Work instructions: Skip all pictures, then print the remaining material exactly.

-- Given data start --

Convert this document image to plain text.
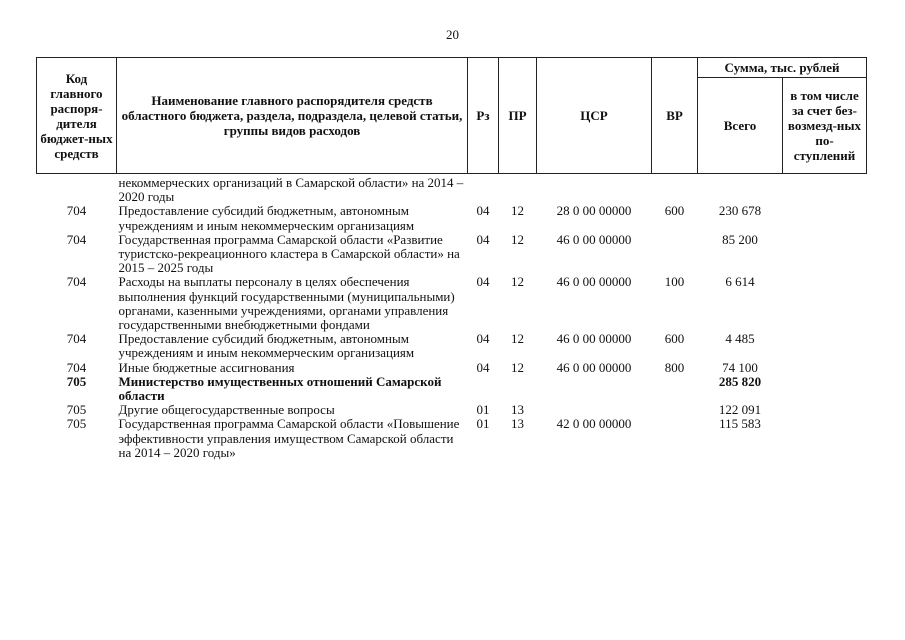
20
Код главного распоря-дителя бюджет-ных средств	Наименование главного распорядителя средств областного бюджета, раздела, подраздела, целевой статьи, группы видов расходов	Рз	ПР	ЦСР	ВР	Сумма, тыс. рублей	
						Всего	в том числе за счет без-возмезд-ных по-ступлений
	некоммерческих организаций в Самарской области» на 2014 – 2020 годы						
704	Предоставление субсидий бюджетным, автономным учреждениям и иным некоммерческим организациям	04	12	28 0 00 00000	600	230 678	
704	Государственная программа Самарской области «Развитие туристско-рекреационного кластера в Самарской области» на 2015 – 2025 годы	04	12	46 0 00 00000		85 200	
704	Расходы на выплаты персоналу в целях обеспечения выполнения функций государственными (муниципальными) органами, казенными учреждениями, органами управления государственными внебюджетными фондами	04	12	46 0 00 00000	100	6 614	
704	Предоставление субсидий бюджетным, автономным учреждениям и иным некоммерческим организациям	04	12	46 0 00 00000	600	4 485	
704	Иные бюджетные ассигнования	04	12	46 0 00 00000	800	74 100	
705	Министерство имущественных отношений Самарской области					285 820	
705	Другие общегосударственные вопросы	01	13			122 091	
705	Государственная программа Самарской области «Повышение эффективности управления имуществом Самарской области на 2014 – 2020 годы»	01	13	42 0 00 00000		115 583	
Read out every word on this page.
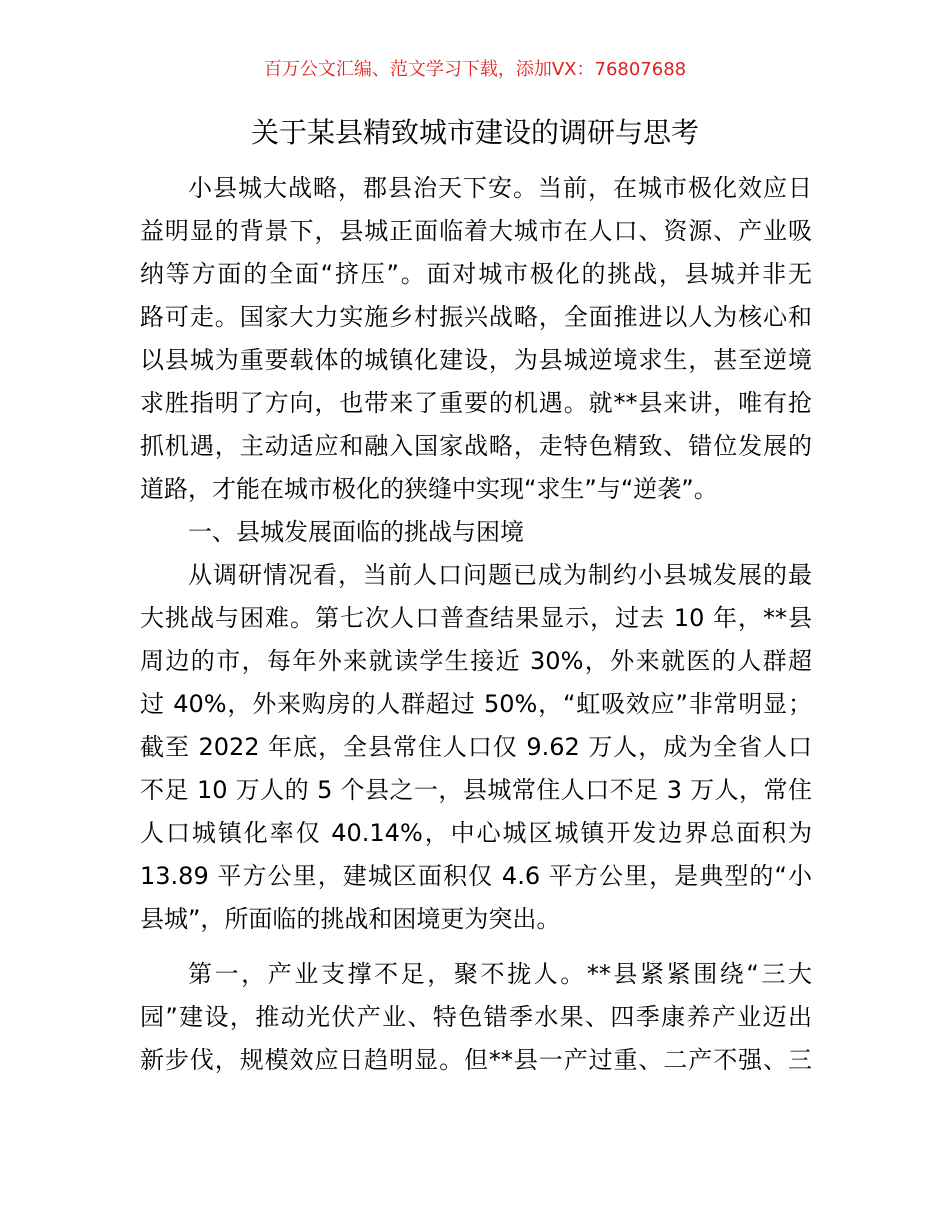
百万公文汇编、范文学习下载，添加VX：76807688
关于某县精致城市建设的调研与思考
小县城大战略，郡县治天下安。当前，在城市极化效应日
益明显的背景下，县城正面临着大城市在人口、资源、产业吸
纳等方面的全面“挤压”。面对城市极化的挑战，县城并非无
路可走。国家大力实施乡村振兴战略，全面推进以人为核心和
以县城为重要载体的城镇化建设，为县城逆境求生，甚至逆境
求胜指明了方向，也带来了重要的机遇。就**县来讲，唯有抢
抓机遇，主动适应和融入国家战略，走特色精致、错位发展的
道路，才能在城市极化的狭缝中实现“求生”与“逆袭”。
一、县城发展面临的挑战与困境
从调研情况看，当前人口问题已成为制约小县城发展的最
大挑战与困难。第七次人口普查结果显示，过去 10 年，**县
周边的市，每年外来就读学生接近 30%，外来就医的人群超
过 40%，外来购房的人群超过 50%，“虹吸效应”非常明显；
截至 2022 年底，全县常住人口仅 9.62 万人，成为全省人口
不足 10 万人的 5 个县之一，县城常住人口不足 3 万人，常住
人口城镇化率仅 40.14%，中心城区城镇开发边界总面积为
13.89 平方公里，建城区面积仅 4.6 平方公里，是典型的“小
县城”，所面临的挑战和困境更为突出。
第一，产业支撑不足，聚不拢人。**县紧紧围绕“三大
园”建设，推动光伏产业、特色错季水果、四季康养产业迈出
新步伐，规模效应日趋明显。但**县一产过重、二产不强、三
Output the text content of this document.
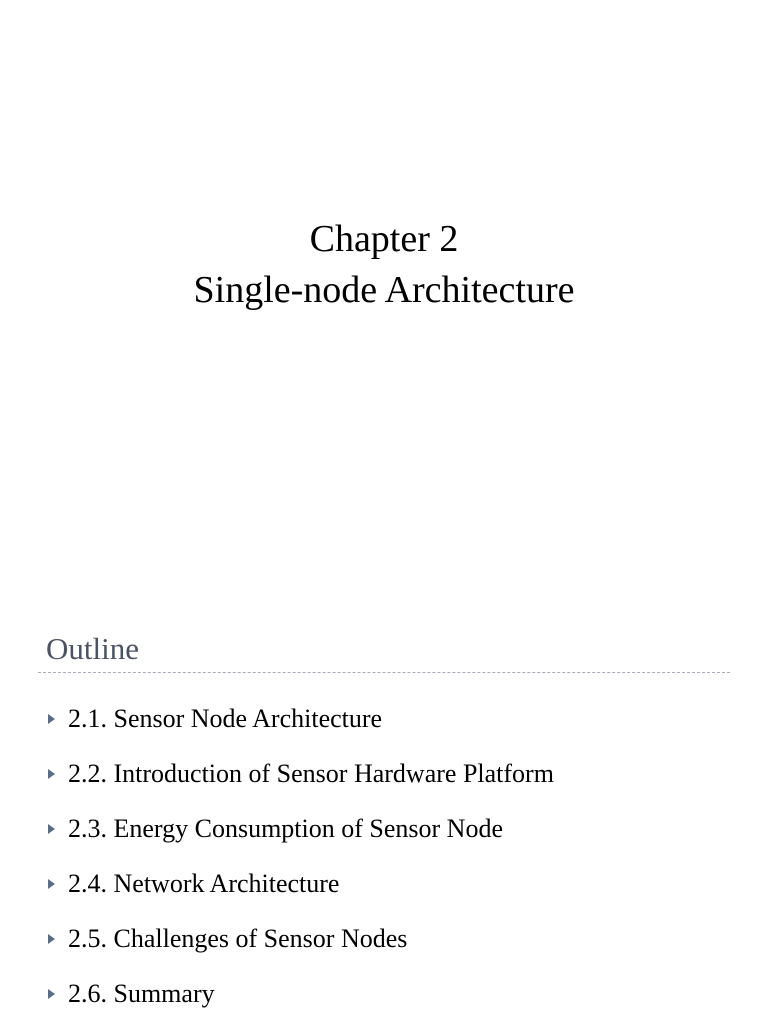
Chapter 2
Single-node Architecture
Outline
2.1. Sensor Node Architecture
2.2. Introduction of Sensor Hardware Platform
2.3. Energy Consumption of Sensor Node
2.4. Network Architecture
2.5. Challenges of Sensor Nodes
2.6. Summary
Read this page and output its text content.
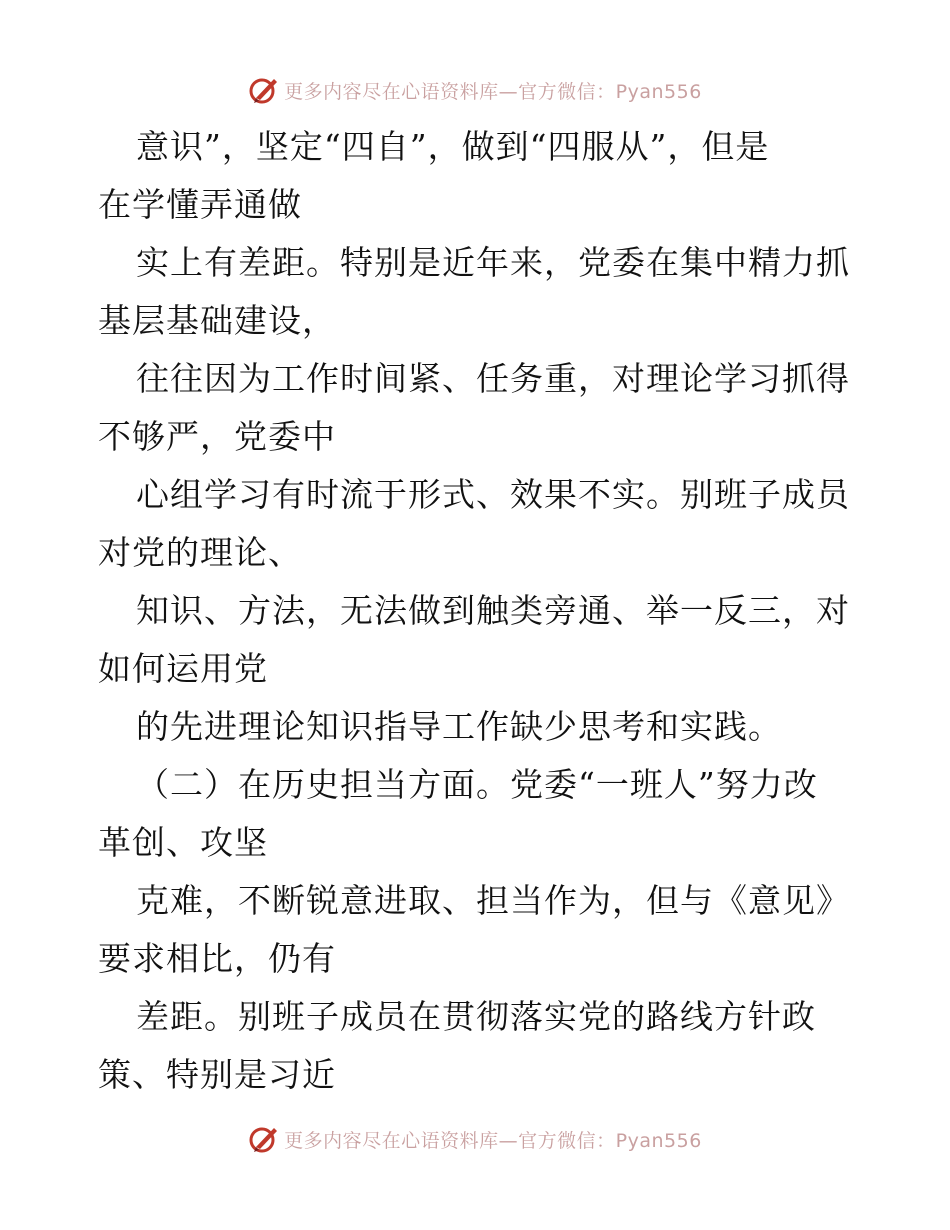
更多内容尽在心语资料库—官方微信：Pyan556
意识”，坚定“四自”，做到“四服从”，但是
在学懂弄通做
实上有差距。特别是近年来，党委在集中精力抓
基层基础建设，
往往因为工作时间紧、任务重，对理论学习抓得
不够严，党委中
心组学习有时流于形式、效果不实。别班子成员
对党的理论、
知识、方法，无法做到触类旁通、举一反三，对
如何运用党
的先进理论知识指导工作缺少思考和实践。
（二）在历史担当方面。党委“一班人”努力改
革创、攻坚
克难，不断锐意进取、担当作为，但与《意见》
要求相比，仍有
差距。别班子成员在贯彻落实党的路线方针政
策、特别是习近
更多内容尽在心语资料库—官方微信：Pyan556
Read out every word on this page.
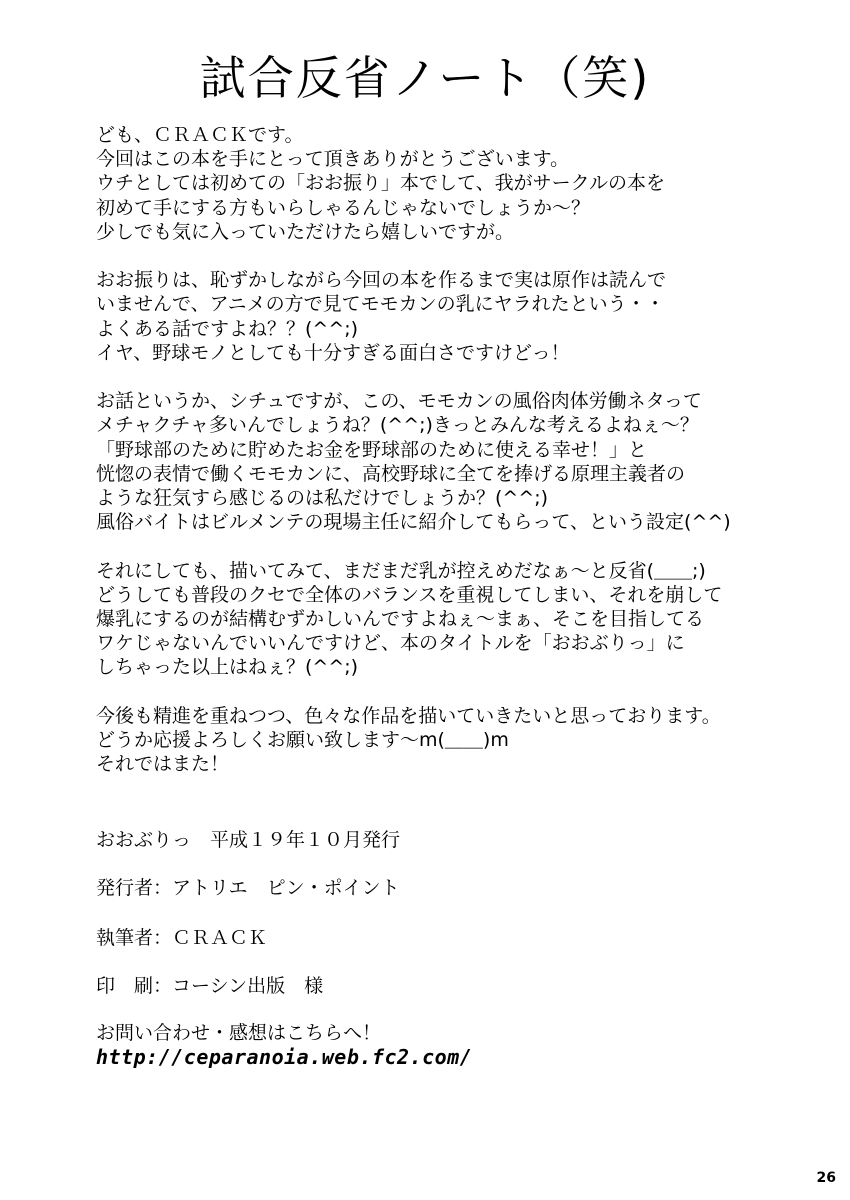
試合反省ノート（笑)
ども、ＣＲＡＣＫです。
今回はこの本を手にとって頂きありがとうございます。
ウチとしては初めての「おお振り」本でして、我がサークルの本を
初めて手にする方もいらしゃるんじゃないでしょうか～？
少しでも気に入っていただけたら嬉しいですが。
おお振りは、恥ずかしながら今回の本を作るまで実は原作は読んで
いませんで、アニメの方で見てモモカンの乳にヤラれたという・・
よくある話ですよね？？(^^;)
イヤ、野球モノとしても十分すぎる面白さですけどっ！
お話というか、シチュですが、この、モモカンの風俗肉体労働ネタって
メチャクチャ多いんでしょうね？(^^;)きっとみんな考えるよねぇ～？
「野球部のために貯めたお金を野球部のために使える幸せ！」と
恍惚の表情で働くモモカンに、高校野球に全てを捧げる原理主義者の
ような狂気すら感じるのは私だけでしょうか？(^^;)
風俗バイトはビルメンテの現場主任に紹介してもらって、という設定(^^)
それにしても、描いてみて、まだまだ乳が控えめだなぁ～と反省(＿＿;)
どうしても普段のクセで全体のバランスを重視してしまい、それを崩して
爆乳にするのが結構むずかしいんですよねぇ～まぁ、そこを目指してる
ワケじゃないんでいいんですけど、本のタイトルを「おおぶりっ」に
しちゃった以上はねぇ？(^^;)
今後も精進を重ねつつ、色々な作品を描いていきたいと思っております。
どうか応援よろしくお願い致します～m(＿＿)m
それではまた！
おおぶりっ　平成１９年１０月発行
発行者：アトリエ　ピン・ポイント
執筆者：ＣＲＡＣＫ
印　刷：コーシン出版　様
お問い合わせ・感想はこちらへ！
http://ceparanoia.web.fc2.com/
26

-- Given data end --

Written response:
Convert this document image to plain text.
20
Код главного распоря-дителя бюджет-ных средств	Наименование главного распорядителя средств областного бюджета, раздела, подраздела, целевой статьи, группы видов расходов	Рз	ПР	ЦСР	ВР	Сумма, тыс. рублей	
						Всего	в том числе за счет без-возмезд-ных по-ступлений
	некоммерческих организаций в Самарской области» на 2014 – 2020 годы						
704	Предоставление субсидий бюджетным, автономным учреждениям и иным некоммерческим организациям	04	12	28 0 00 00000	600	230 678	
704	Государственная программа Самарской области «Развитие туристско-рекреационного кластера в Самарской области» на 2015 – 2025 годы	04	12	46 0 00 00000		85 200	
704	Расходы на выплаты персоналу в целях обеспечения выполнения функций государственными (муниципальными) органами, казенными учреждениями, органами управления государственными внебюджетными фондами	04	12	46 0 00 00000	100	6 614	
704	Предоставление субсидий бюджетным, автономным учреждениям и иным некоммерческим организациям	04	12	46 0 00 00000	600	4 485	
704	Иные бюджетные ассигнования	04	12	46 0 00 00000	800	74 100	
705	Министерство имущественных отношений Самарской области					285 820	
705	Другие общегосударственные вопросы	01	13			122 091	
705	Государственная программа Самарской области «Повышение эффективности управления имуществом Самарской области на 2014 – 2020 годы»	01	13	42 0 00 00000		115 583	
Read out every word on this page.
百万公文汇编、范文学习下载，添加VX：76807688
关于某县精致城市建设的调研与思考
小县城大战略，郡县治天下安。当前，在城市极化效应日
益明显的背景下，县城正面临着大城市在人口、资源、产业吸
纳等方面的全面“挤压”。面对城市极化的挑战，县城并非无
路可走。国家大力实施乡村振兴战略，全面推进以人为核心和
以县城为重要载体的城镇化建设，为县城逆境求生，甚至逆境
求胜指明了方向，也带来了重要的机遇。就**县来讲，唯有抢
抓机遇，主动适应和融入国家战略，走特色精致、错位发展的
道路，才能在城市极化的狭缝中实现“求生”与“逆袭”。
一、县城发展面临的挑战与困境
从调研情况看，当前人口问题已成为制约小县城发展的最
大挑战与困难。第七次人口普查结果显示，过去 10 年，**县
周边的市，每年外来就读学生接近 30%，外来就医的人群超
过 40%，外来购房的人群超过 50%，“虹吸效应”非常明显；
截至 2022 年底，全县常住人口仅 9.62 万人，成为全省人口
不足 10 万人的 5 个县之一，县城常住人口不足 3 万人，常住
人口城镇化率仅 40.14%，中心城区城镇开发边界总面积为
13.89 平方公里，建城区面积仅 4.6 平方公里，是典型的“小
县城”，所面临的挑战和困境更为突出。
第一，产业支撑不足，聚不拢人。**县紧紧围绕“三大
园”建设，推动光伏产业、特色错季水果、四季康养产业迈出
新步伐，规模效应日趋明显。但**县一产过重、二产不强、三
Output the text content of this document.
Chapter 2
Single-node Architecture
Outline
2.1. Sensor Node Architecture
2.2. Introduction of Sensor Hardware Platform
2.3. Energy Consumption of Sensor Node
2.4. Network Architecture
2.5. Challenges of Sensor Nodes
2.6. Summary
Read this page and output its text content.
更多内容尽在心语资料库—官方微信：Pyan556
意识”，坚定“四自”，做到“四服从”，但是
在学懂弄通做
实上有差距。特别是近年来，党委在集中精力抓
基层基础建设，
往往因为工作时间紧、任务重，对理论学习抓得
不够严，党委中
心组学习有时流于形式、效果不实。别班子成员
对党的理论、
知识、方法，无法做到触类旁通、举一反三，对
如何运用党
的先进理论知识指导工作缺少思考和实践。
（二）在历史担当方面。党委“一班人”努力改
革创、攻坚
克难，不断锐意进取、担当作为，但与《意见》
要求相比，仍有
差距。别班子成员在贯彻落实党的路线方针政
策、特别是习近
更多内容尽在心语资料库—官方微信：Pyan556
Read out every word on this page.
試合反省ノート（笑)
ども、ＣＲＡＣＫです。
今回はこの本を手にとって頂きありがとうございます。
ウチとしては初めての「おお振り」本でして、我がサークルの本を
初めて手にする方もいらしゃるんじゃないでしょうか～？
少しでも気に入っていただけたら嬉しいですが。
おお振りは、恥ずかしながら今回の本を作るまで実は原作は読んで
いませんで、アニメの方で見てモモカンの乳にヤラれたという・・
よくある話ですよね？？(^^;)
イヤ、野球モノとしても十分すぎる面白さですけどっ！
お話というか、シチュですが、この、モモカンの風俗肉体労働ネタって
メチャクチャ多いんでしょうね？(^^;)きっとみんな考えるよねぇ～？
「野球部のために貯めたお金を野球部のために使える幸せ！」と
恍惚の表情で働くモモカンに、高校野球に全てを捧げる原理主義者の
ような狂気すら感じるのは私だけでしょうか？(^^;)
風俗バイトはビルメンテの現場主任に紹介してもらって、という設定(^^)
それにしても、描いてみて、まだまだ乳が控えめだなぁ～と反省(＿＿;)
どうしても普段のクセで全体のバランスを重視してしまい、それを崩して
爆乳にするのが結構むずかしいんですよねぇ～まぁ、そこを目指してる
ワケじゃないんでいいんですけど、本のタイトルを「おおぶりっ」に
しちゃった以上はねぇ？(^^;)
今後も精進を重ねつつ、色々な作品を描いていきたいと思っております。
どうか応援よろしくお願い致します～m(＿＿)m
それではまた！
おおぶりっ　平成１９年１０月発行
発行者：アトリエ　ピン・ポイント
執筆者：ＣＲＡＣＫ
印　刷：コーシン出版　様
お問い合わせ・感想はこちらへ！
http://ceparanoia.web.fc2.com/
26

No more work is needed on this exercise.